-- Records for this exercise --
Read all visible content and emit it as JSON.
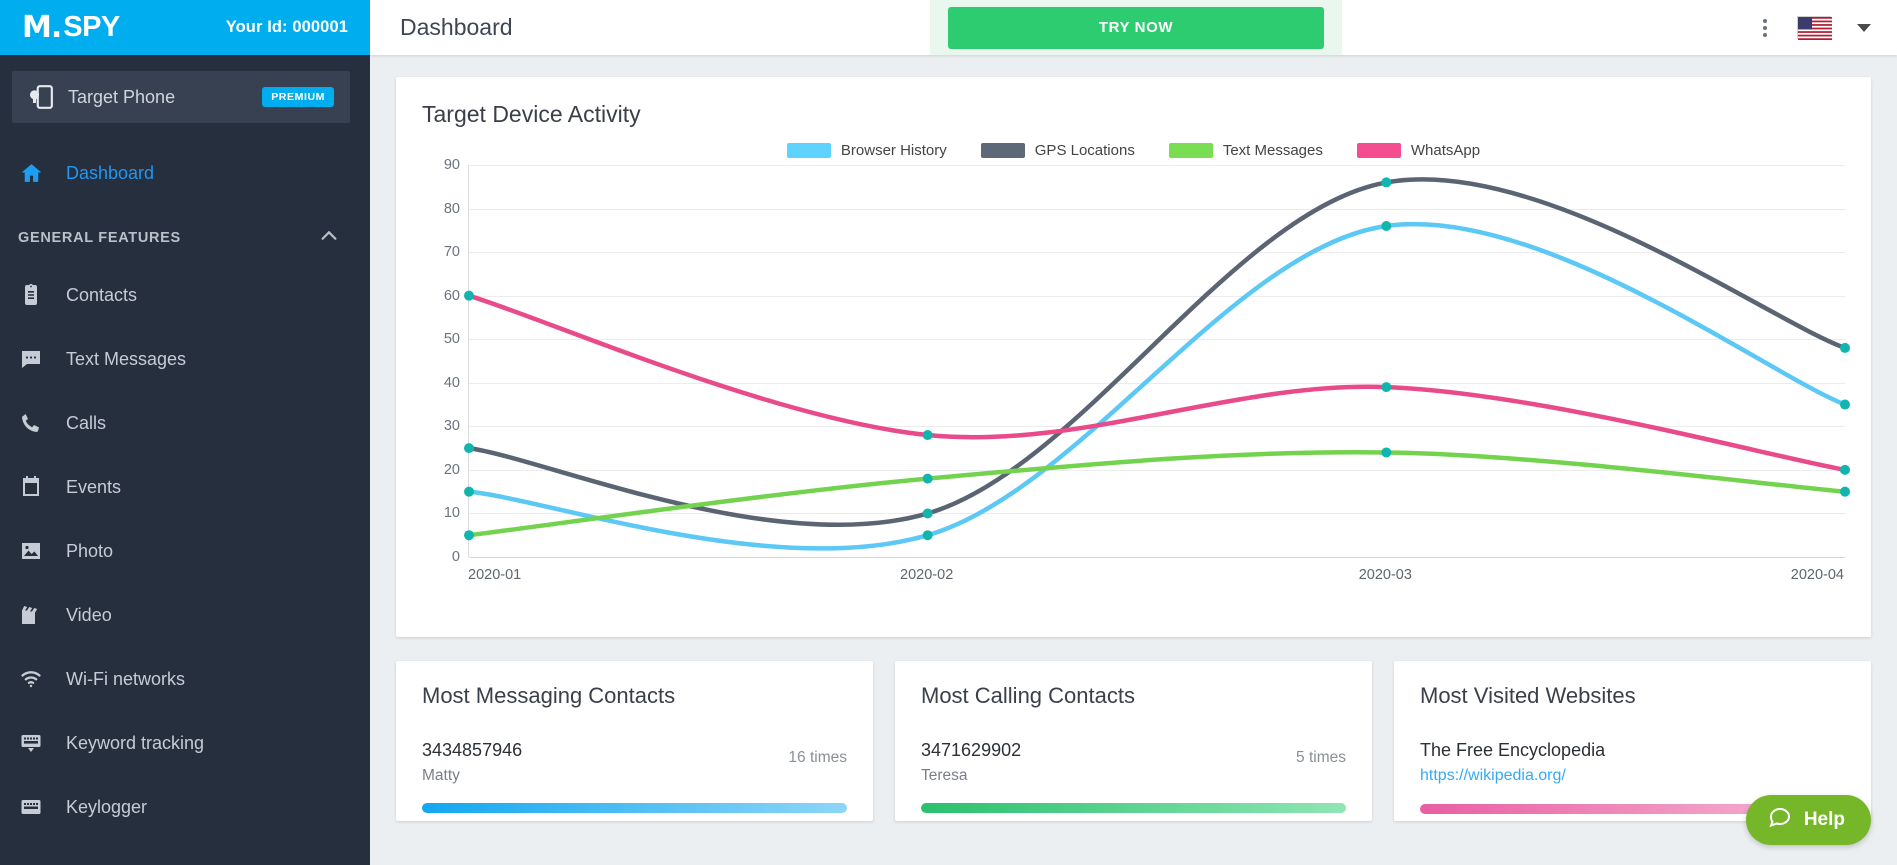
{
  "brand": {
    "logo_mark": "M.",
    "logo_text": "SPY",
    "your_id": "Your Id: 000001"
  },
  "sidebar": {
    "target_phone": {
      "label": "Target Phone",
      "badge": "PREMIUM",
      "icon": "phone-settings-icon"
    },
    "dashboard": {
      "label": "Dashboard",
      "icon": "home-icon"
    },
    "section": {
      "title": "GENERAL FEATURES",
      "chevron": "chevron-up-icon"
    },
    "items": [
      {
        "label": "Contacts",
        "icon": "contacts-icon"
      },
      {
        "label": "Text Messages",
        "icon": "message-icon"
      },
      {
        "label": "Calls",
        "icon": "phone-icon"
      },
      {
        "label": "Events",
        "icon": "calendar-icon"
      },
      {
        "label": "Photo",
        "icon": "image-icon"
      },
      {
        "label": "Video",
        "icon": "video-icon"
      },
      {
        "label": "Wi-Fi networks",
        "icon": "wifi-icon"
      },
      {
        "label": "Keyword tracking",
        "icon": "keyword-icon"
      },
      {
        "label": "Keylogger",
        "icon": "keyboard-icon"
      }
    ]
  },
  "topbar": {
    "page_title": "Dashboard",
    "try_now": "TRY NOW",
    "kebab": "more-vertical-icon",
    "flag": "us-flag-icon",
    "caret": "chevron-down-icon"
  },
  "chart_data": {
    "type": "line",
    "title": "Target Device Activity",
    "xlabel": "",
    "ylabel": "",
    "x": [
      "2020-01",
      "2020-02",
      "2020-03",
      "2020-04"
    ],
    "categories": [
      "2020-01",
      "2020-02",
      "2020-03",
      "2020-04"
    ],
    "ylim": [
      0,
      90
    ],
    "yticks": [
      0,
      10,
      20,
      30,
      40,
      50,
      60,
      70,
      80,
      90
    ],
    "grid": true,
    "legend_position": "top-center",
    "marker_color": "#11b5ae",
    "series": [
      {
        "name": "Browser History",
        "color": "#5bc8f5",
        "values": [
          15,
          5,
          76,
          35
        ]
      },
      {
        "name": "GPS Locations",
        "color": "#5a6472",
        "values": [
          25,
          10,
          86,
          48
        ]
      },
      {
        "name": "Text Messages",
        "color": "#73d34e",
        "values": [
          5,
          18,
          24,
          15
        ]
      },
      {
        "name": "WhatsApp",
        "color": "#e84a8a",
        "values": [
          60,
          28,
          39,
          20
        ]
      }
    ]
  },
  "cards": [
    {
      "title": "Most Messaging Contacts",
      "primary": "3434857946",
      "secondary": "Matty",
      "count": "16 times",
      "bar_class": "bar-blue",
      "bar_width": "100%"
    },
    {
      "title": "Most Calling Contacts",
      "primary": "3471629902",
      "secondary": "Teresa",
      "count": "5 times",
      "bar_class": "bar-green",
      "bar_width": "100%"
    },
    {
      "title": "Most Visited Websites",
      "primary": "The Free Encyclopedia",
      "link": "https://wikipedia.org/",
      "count": "",
      "bar_class": "bar-pink",
      "bar_width": "100%"
    }
  ],
  "help": {
    "label": "Help",
    "icon": "chat-bubble-icon"
  }
}
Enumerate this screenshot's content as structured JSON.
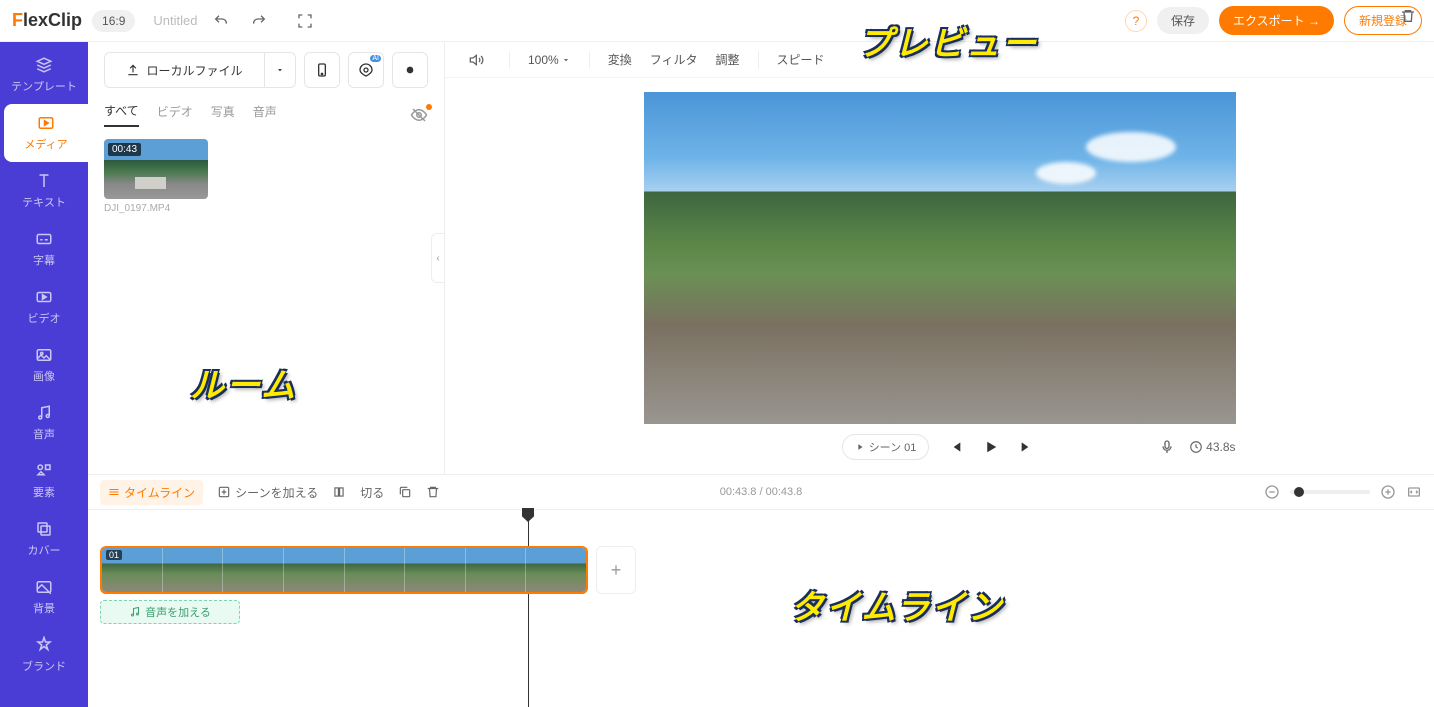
{
  "header": {
    "logo_prefix": "F",
    "logo_rest": "lexClip",
    "aspect": "16:9",
    "title": "Untitled",
    "save": "保存",
    "export": "エクスポート →",
    "signup": "新規登録"
  },
  "nav": {
    "templates": "テンプレート",
    "media": "メディア",
    "text": "テキスト",
    "subtitle": "字幕",
    "video": "ビデオ",
    "image": "画像",
    "audio": "音声",
    "element": "要素",
    "cover": "カバー",
    "background": "背景",
    "brand": "ブランド"
  },
  "media_panel": {
    "local_file": "ローカルファイル",
    "tabs": {
      "all": "すべて",
      "video": "ビデオ",
      "photo": "写真",
      "audio": "音声"
    },
    "thumb_duration": "00:43",
    "thumb_name": "DJI_0197.MP4"
  },
  "preview_toolbar": {
    "zoom": "100%",
    "transform": "変換",
    "filter": "フィルタ",
    "adjust": "調整",
    "speed": "スピード"
  },
  "controls": {
    "scene": "シーン 01",
    "duration": "43.8s"
  },
  "timeline": {
    "tab": "タイムライン",
    "add_scene": "シーンを加える",
    "cut": "切る",
    "time": "00:43.8 / 00:43.8",
    "clip_num": "01",
    "add_audio": "音声を加える"
  },
  "overlay": {
    "preview": "プレビュー",
    "room": "ルーム",
    "timeline_lbl": "タイムライン"
  }
}
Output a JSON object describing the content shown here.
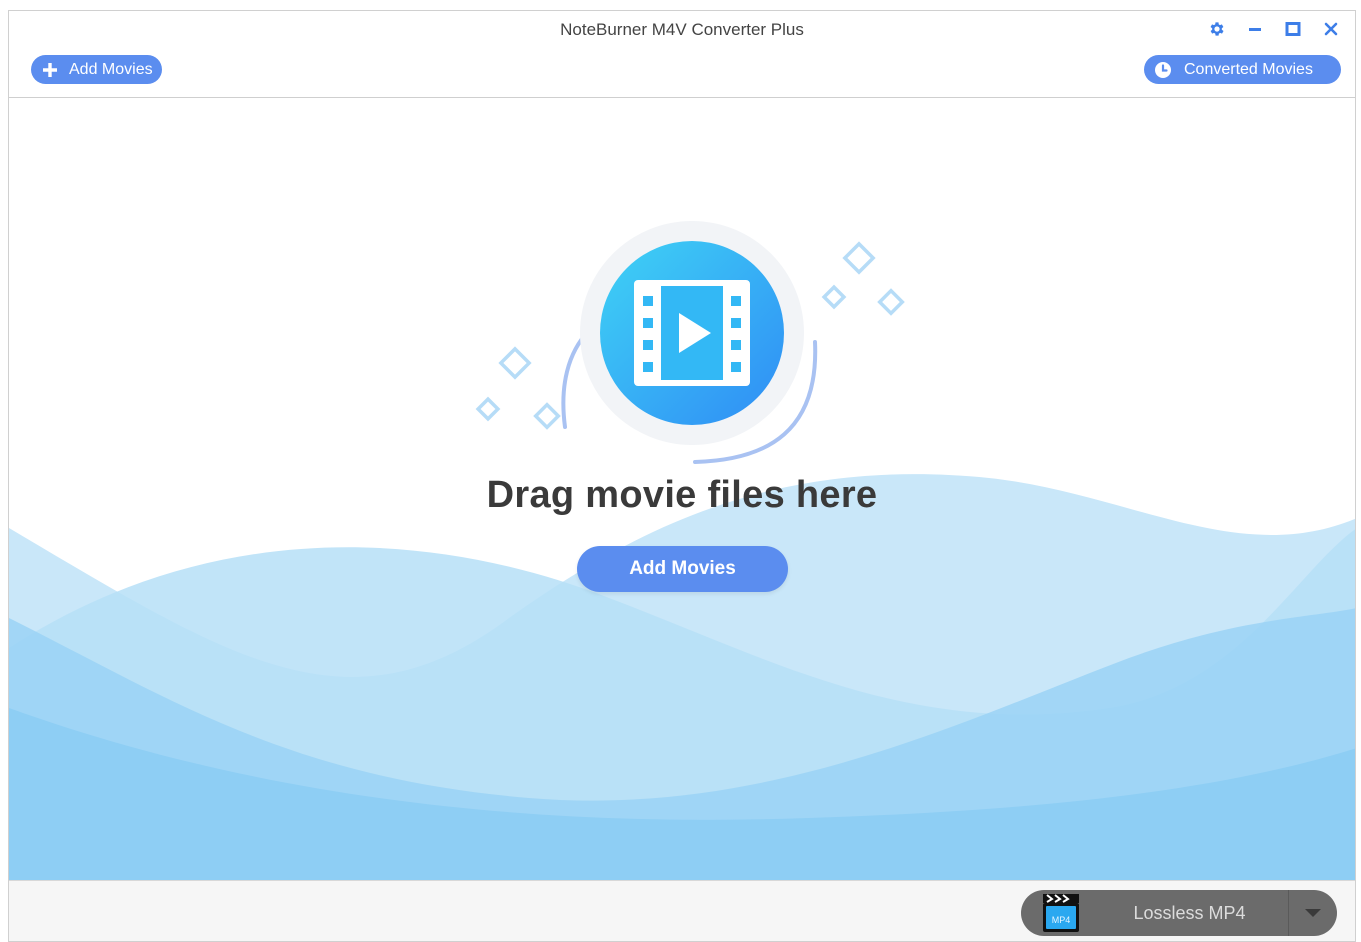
{
  "window": {
    "title": "NoteBurner M4V Converter Plus"
  },
  "toolbar": {
    "add_movies_label": "Add Movies",
    "add_movies_icon": "plus-icon",
    "converted_movies_label": "Converted Movies",
    "converted_movies_icon": "clock-icon"
  },
  "window_controls": {
    "settings_icon": "gear-icon",
    "minimize_icon": "minimize-icon",
    "maximize_icon": "maximize-icon",
    "close_icon": "close-icon"
  },
  "main": {
    "drop_title": "Drag movie files here",
    "add_movies_label": "Add Movies",
    "hero_icon": "video-film-icon"
  },
  "footer": {
    "output_format": "Lossless MP4",
    "format_icon": "mp4-clapperboard-icon",
    "format_badge": "MP4",
    "dropdown_icon": "chevron-down-icon"
  },
  "colors": {
    "accent": "#5b8def",
    "title_text": "#444444",
    "control_icon": "#3d7ee8",
    "wave_light": "#c9e7f9",
    "wave_mid": "#a6d7f5",
    "wave_dark": "#8ccdf4",
    "footer_bg": "#f6f6f6",
    "format_pill": "#6b6b6b"
  }
}
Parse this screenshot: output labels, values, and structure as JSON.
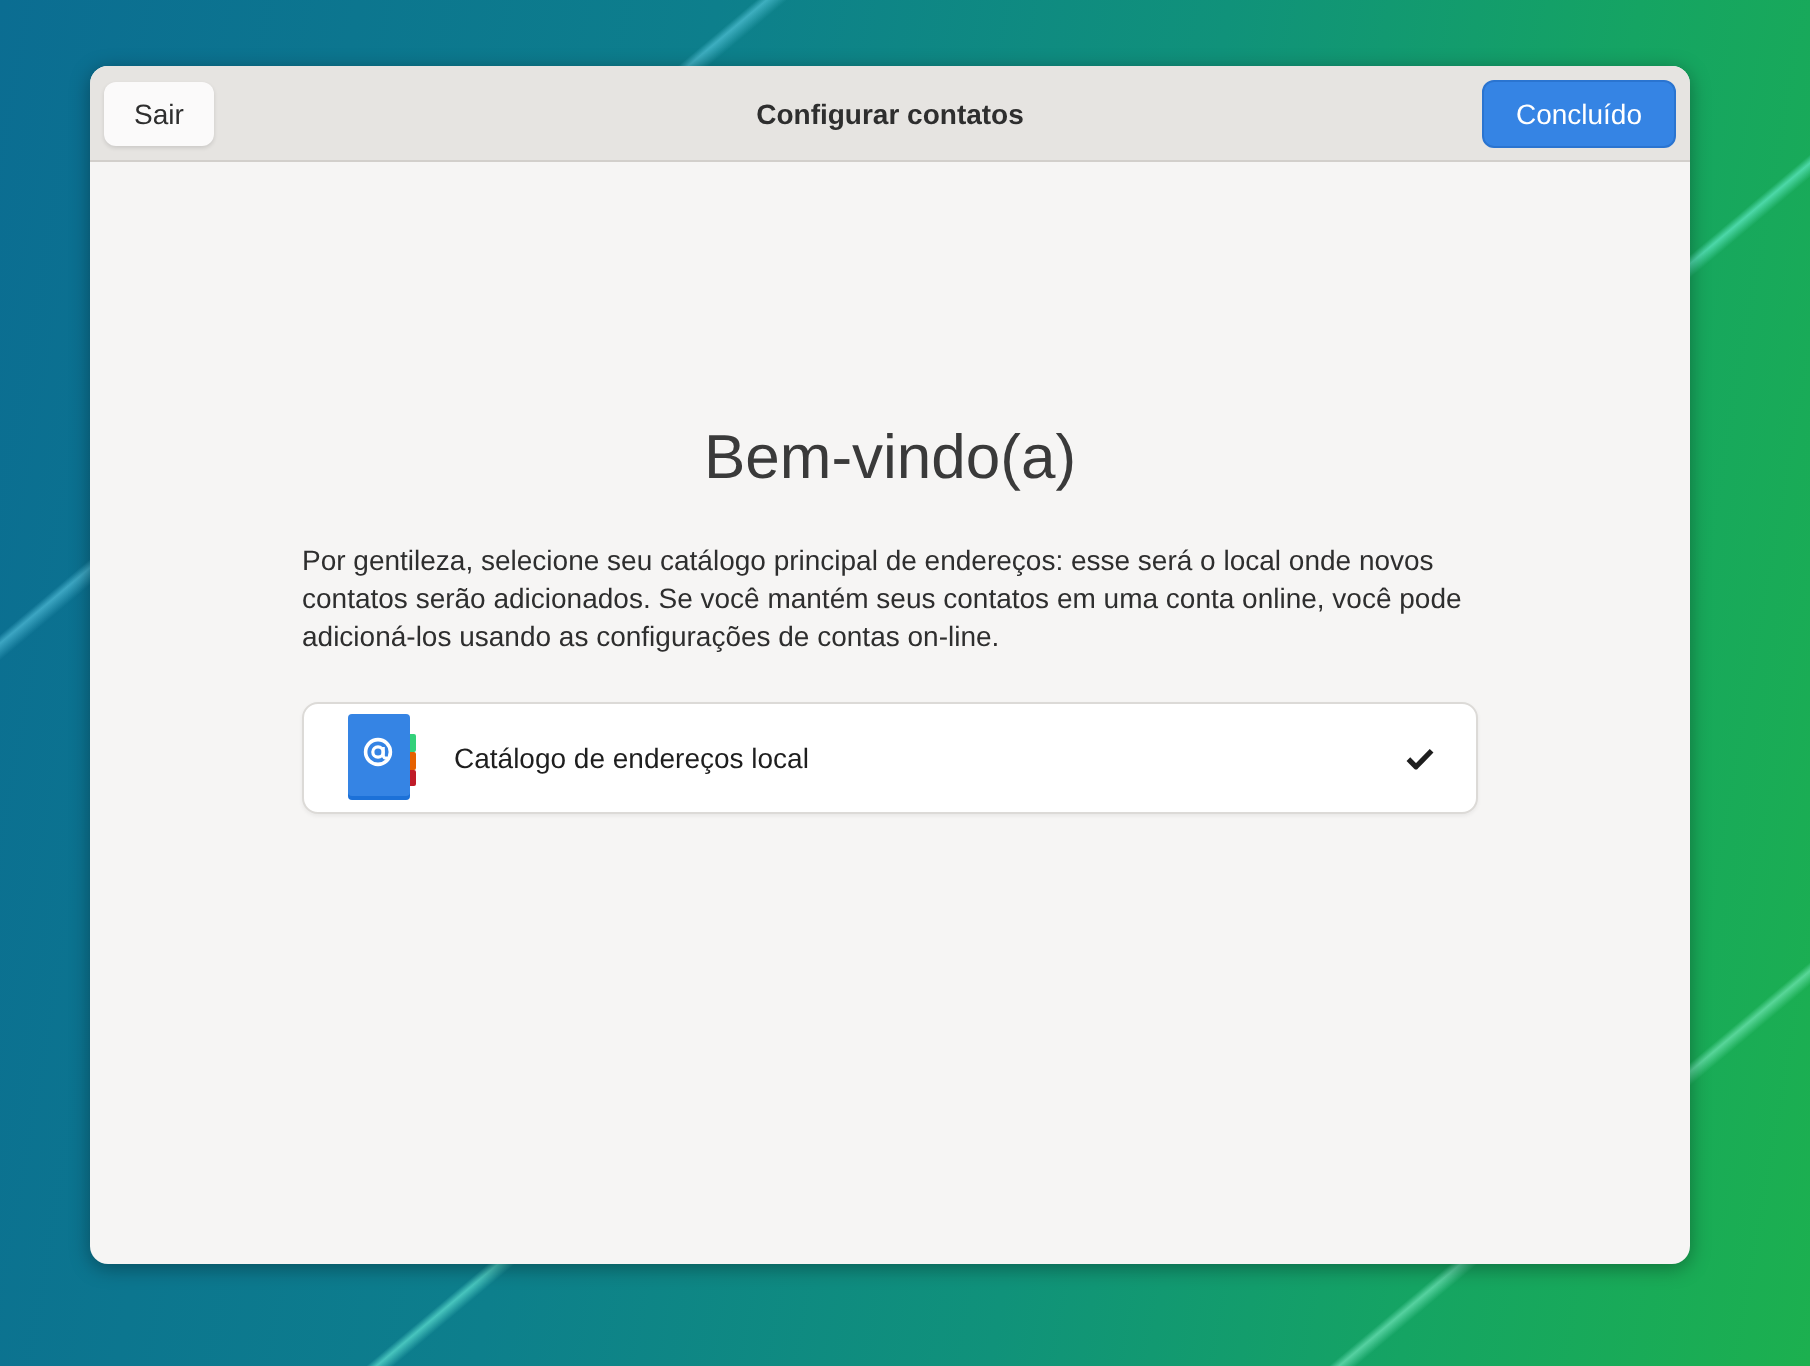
{
  "window": {
    "title": "Configurar contatos"
  },
  "header_buttons": [
    {
      "label": "Sair",
      "kind": "plain"
    },
    {
      "label": "Concluído",
      "kind": "suggested"
    }
  ],
  "welcome": {
    "heading": "Bem-vindo(a)",
    "description": "Por gentileza, selecione seu catálogo principal de endereços: esse será o local onde novos contatos serão adicionados. Se você mantém seus contatos em uma conta online, você pode adicioná-los usando as configurações de contas on-line."
  },
  "address_books": [
    {
      "name": "Catálogo de endereços local",
      "selected": true
    }
  ]
}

-- What is required --
Retype, word for word, the lines from the one with "Parse this screenshot: output" through the last line of the entries above, and only those lines. Leave pictures out.

-- The output --
Parse this screenshot: output labels, values, and structure as JSON.
{
  "window": {
    "title": "Configurar contatos"
  },
  "header_buttons": [
    {
      "label": "Sair",
      "kind": "plain"
    },
    {
      "label": "Concluído",
      "kind": "suggested"
    }
  ],
  "welcome": {
    "heading": "Bem-vindo(a)",
    "description": "Por gentileza, selecione seu catálogo principal de endereços: esse será o local onde novos contatos serão adicionados. Se você mantém seus contatos em uma conta online, você pode adicioná-los usando as configurações de contas on-line."
  },
  "address_books": [
    {
      "name": "Catálogo de endereços local",
      "selected": true
    }
  ]
}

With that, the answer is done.